▶ [WHAT YOU HAVE TO DO] Below, find each line holding "pracy" and state how many there are, using the number alone.

▶ [EXCERPTED DATA]
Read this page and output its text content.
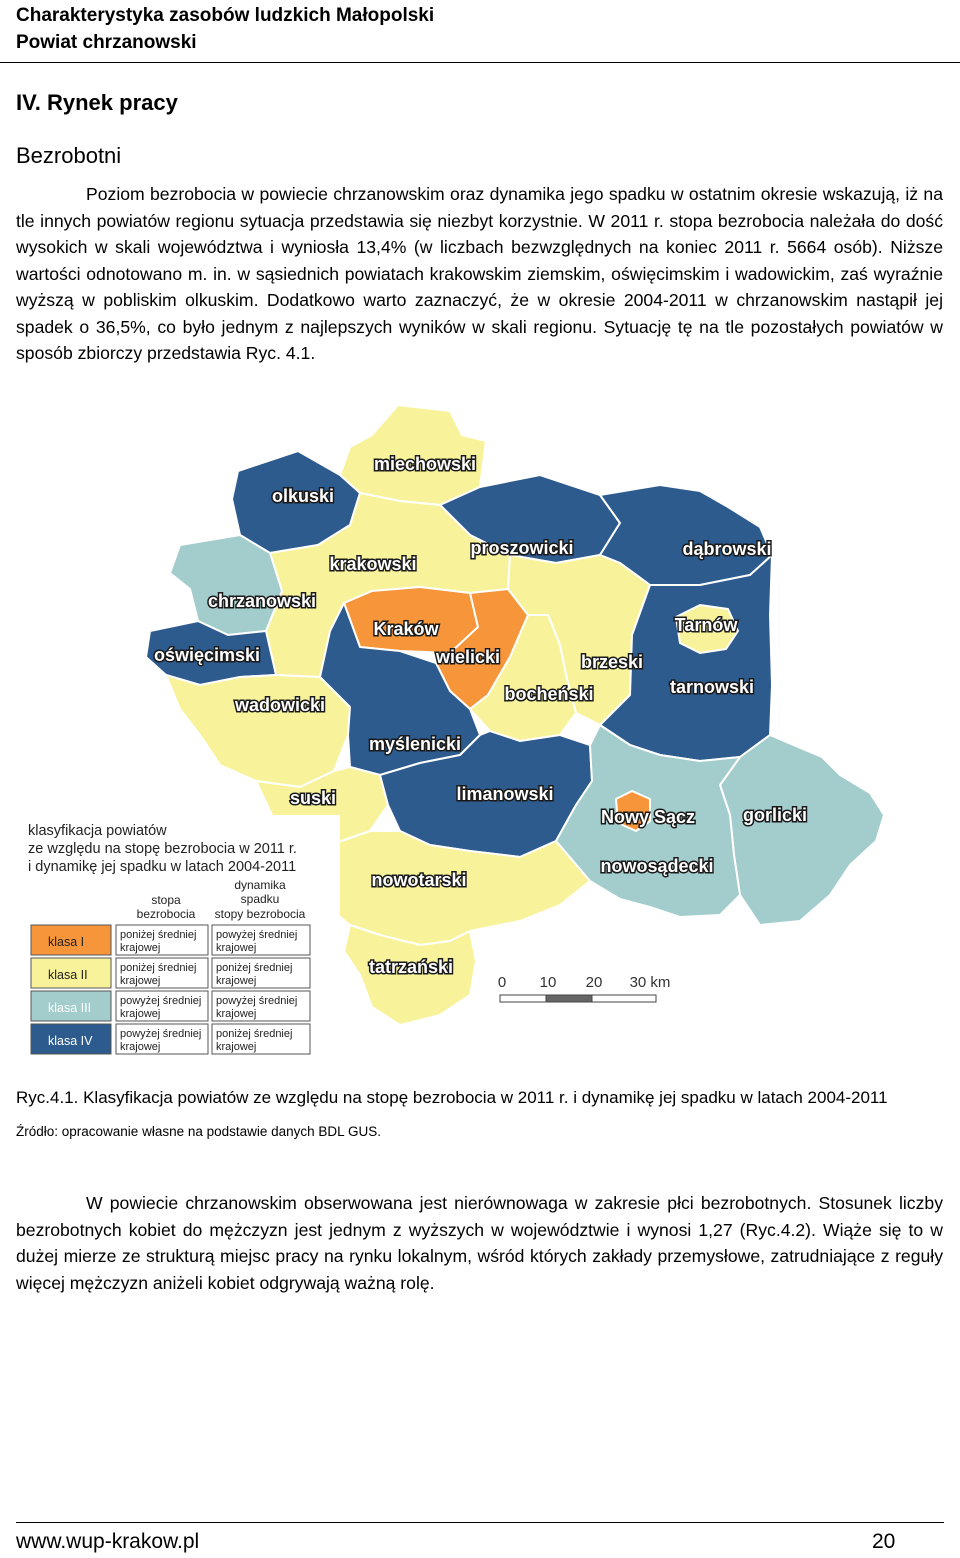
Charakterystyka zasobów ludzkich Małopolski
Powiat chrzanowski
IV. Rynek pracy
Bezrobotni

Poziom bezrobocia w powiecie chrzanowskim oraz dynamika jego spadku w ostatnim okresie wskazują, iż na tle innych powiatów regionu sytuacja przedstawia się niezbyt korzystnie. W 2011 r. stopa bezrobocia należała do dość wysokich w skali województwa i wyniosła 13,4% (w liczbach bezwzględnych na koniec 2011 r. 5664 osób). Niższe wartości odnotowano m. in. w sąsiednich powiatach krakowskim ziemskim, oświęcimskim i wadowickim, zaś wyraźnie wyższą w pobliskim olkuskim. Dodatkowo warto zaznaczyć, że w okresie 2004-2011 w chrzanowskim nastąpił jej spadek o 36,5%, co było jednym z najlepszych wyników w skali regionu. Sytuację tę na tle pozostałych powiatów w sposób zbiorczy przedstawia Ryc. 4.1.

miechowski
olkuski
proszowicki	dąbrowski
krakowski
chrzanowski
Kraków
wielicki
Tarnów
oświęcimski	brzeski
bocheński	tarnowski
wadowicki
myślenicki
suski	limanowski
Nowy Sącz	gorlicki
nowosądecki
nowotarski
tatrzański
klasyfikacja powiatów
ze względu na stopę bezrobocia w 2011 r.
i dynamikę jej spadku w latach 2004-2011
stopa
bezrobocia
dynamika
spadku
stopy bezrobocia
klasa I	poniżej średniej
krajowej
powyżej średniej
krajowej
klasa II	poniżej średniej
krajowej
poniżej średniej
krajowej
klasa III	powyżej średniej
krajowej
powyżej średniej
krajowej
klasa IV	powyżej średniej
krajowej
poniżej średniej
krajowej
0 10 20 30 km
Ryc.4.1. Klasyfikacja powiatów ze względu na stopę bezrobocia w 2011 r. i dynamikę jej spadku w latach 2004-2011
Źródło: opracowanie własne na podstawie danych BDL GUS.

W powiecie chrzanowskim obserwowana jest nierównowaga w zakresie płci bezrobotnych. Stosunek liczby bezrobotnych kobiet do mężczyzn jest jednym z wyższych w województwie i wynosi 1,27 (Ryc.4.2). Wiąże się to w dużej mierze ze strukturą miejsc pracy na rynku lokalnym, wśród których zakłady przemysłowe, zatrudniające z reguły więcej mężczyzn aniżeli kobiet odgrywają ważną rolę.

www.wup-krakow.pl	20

...

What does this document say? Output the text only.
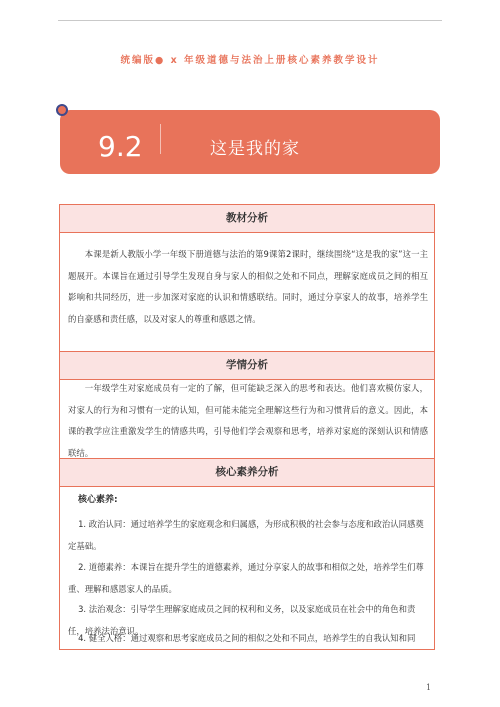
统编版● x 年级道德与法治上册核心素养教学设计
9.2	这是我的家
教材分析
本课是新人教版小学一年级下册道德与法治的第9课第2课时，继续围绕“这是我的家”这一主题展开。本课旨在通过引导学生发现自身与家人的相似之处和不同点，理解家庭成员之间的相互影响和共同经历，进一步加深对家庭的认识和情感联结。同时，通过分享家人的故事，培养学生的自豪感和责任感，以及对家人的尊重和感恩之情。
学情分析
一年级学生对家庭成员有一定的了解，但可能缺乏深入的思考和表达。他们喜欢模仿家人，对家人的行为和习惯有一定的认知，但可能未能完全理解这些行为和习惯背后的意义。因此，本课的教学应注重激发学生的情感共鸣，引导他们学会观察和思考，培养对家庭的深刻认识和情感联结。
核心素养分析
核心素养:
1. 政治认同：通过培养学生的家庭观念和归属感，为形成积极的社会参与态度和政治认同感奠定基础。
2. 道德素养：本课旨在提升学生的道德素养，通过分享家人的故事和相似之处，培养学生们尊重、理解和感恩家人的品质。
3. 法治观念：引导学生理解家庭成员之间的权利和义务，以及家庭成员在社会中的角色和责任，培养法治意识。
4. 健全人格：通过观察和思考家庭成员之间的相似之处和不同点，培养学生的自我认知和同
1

==

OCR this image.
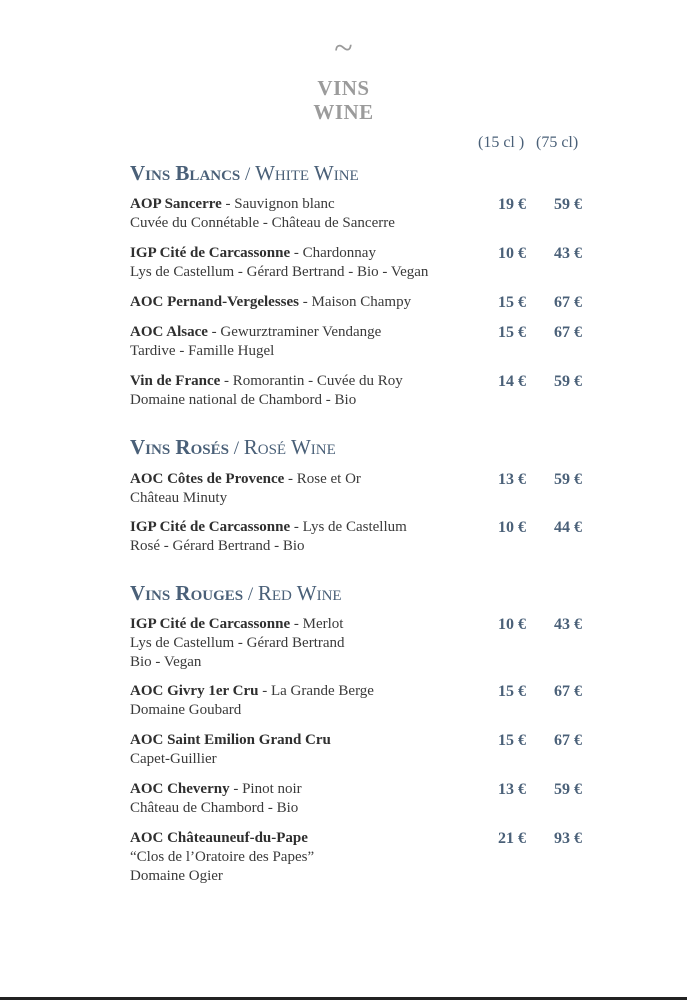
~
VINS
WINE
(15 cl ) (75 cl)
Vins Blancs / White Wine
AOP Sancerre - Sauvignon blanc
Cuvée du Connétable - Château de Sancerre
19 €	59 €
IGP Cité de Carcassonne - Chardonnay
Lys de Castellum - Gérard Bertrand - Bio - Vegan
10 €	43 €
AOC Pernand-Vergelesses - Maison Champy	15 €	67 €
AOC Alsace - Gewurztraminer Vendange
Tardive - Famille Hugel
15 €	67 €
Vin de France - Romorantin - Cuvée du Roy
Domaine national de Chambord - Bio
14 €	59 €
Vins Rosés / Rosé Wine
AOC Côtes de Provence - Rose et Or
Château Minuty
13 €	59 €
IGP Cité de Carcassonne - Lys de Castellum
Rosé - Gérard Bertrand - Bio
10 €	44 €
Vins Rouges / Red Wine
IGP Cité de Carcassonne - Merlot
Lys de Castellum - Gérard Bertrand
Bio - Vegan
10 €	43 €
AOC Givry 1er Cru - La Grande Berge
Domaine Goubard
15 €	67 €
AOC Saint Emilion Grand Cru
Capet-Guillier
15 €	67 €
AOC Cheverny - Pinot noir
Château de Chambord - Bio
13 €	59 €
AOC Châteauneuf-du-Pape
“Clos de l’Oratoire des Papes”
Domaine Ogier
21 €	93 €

▶ [TASK OUTPUT] 2